**WHAT YOU NEED TO DO**: Copy all the material that follows, keeping every character the same.

**DATASET**:
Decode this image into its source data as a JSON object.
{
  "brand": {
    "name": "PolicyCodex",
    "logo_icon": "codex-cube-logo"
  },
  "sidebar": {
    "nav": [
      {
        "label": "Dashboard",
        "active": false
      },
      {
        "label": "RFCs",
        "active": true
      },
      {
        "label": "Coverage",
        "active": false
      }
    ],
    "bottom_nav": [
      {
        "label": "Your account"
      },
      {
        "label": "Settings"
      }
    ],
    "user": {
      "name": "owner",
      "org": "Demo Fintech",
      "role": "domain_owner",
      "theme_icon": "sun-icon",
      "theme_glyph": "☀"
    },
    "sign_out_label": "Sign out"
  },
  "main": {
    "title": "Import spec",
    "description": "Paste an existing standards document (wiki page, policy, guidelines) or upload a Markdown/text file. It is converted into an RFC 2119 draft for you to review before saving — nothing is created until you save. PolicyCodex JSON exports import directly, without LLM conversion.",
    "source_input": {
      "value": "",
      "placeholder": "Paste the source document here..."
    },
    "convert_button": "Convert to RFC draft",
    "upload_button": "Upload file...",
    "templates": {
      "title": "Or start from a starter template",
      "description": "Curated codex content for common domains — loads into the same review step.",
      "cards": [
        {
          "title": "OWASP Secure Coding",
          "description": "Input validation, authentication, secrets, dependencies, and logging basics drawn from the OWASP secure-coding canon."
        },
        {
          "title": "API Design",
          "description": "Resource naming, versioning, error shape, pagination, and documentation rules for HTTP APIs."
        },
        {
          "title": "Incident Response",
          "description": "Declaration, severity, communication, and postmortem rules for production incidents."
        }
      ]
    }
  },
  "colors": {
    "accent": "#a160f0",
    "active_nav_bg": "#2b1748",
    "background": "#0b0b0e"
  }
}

**EXERCISE SOLUTION**:
Decode this image into its source data as a JSON object.
{
  "brand": {
    "name": "PolicyCodex",
    "logo_icon": "codex-cube-logo"
  },
  "sidebar": {
    "nav": [
      {
        "label": "Dashboard",
        "active": false
      },
      {
        "label": "RFCs",
        "active": true
      },
      {
        "label": "Coverage",
        "active": false
      }
    ],
    "bottom_nav": [
      {
        "label": "Your account"
      },
      {
        "label": "Settings"
      }
    ],
    "user": {
      "name": "owner",
      "org": "Demo Fintech",
      "role": "domain_owner",
      "theme_icon": "sun-icon",
      "theme_glyph": "☀"
    },
    "sign_out_label": "Sign out"
  },
  "main": {
    "title": "Import spec",
    "description": "Paste an existing standards document (wiki page, policy, guidelines) or upload a Markdown/text file. It is converted into an RFC 2119 draft for you to review before saving — nothing is created until you save. PolicyCodex JSON exports import directly, without LLM conversion.",
    "source_input": {
      "value": "",
      "placeholder": "Paste the source document here..."
    },
    "convert_button": "Convert to RFC draft",
    "upload_button": "Upload file...",
    "templates": {
      "title": "Or start from a starter template",
      "description": "Curated codex content for common domains — loads into the same review step.",
      "cards": [
        {
          "title": "OWASP Secure Coding",
          "description": "Input validation, authentication, secrets, dependencies, and logging basics drawn from the OWASP secure-coding canon."
        },
        {
          "title": "API Design",
          "description": "Resource naming, versioning, error shape, pagination, and documentation rules for HTTP APIs."
        },
        {
          "title": "Incident Response",
          "description": "Declaration, severity, communication, and postmortem rules for production incidents."
        }
      ]
    }
  },
  "colors": {
    "accent": "#a160f0",
    "active_nav_bg": "#2b1748",
    "background": "#0b0b0e"
  }
}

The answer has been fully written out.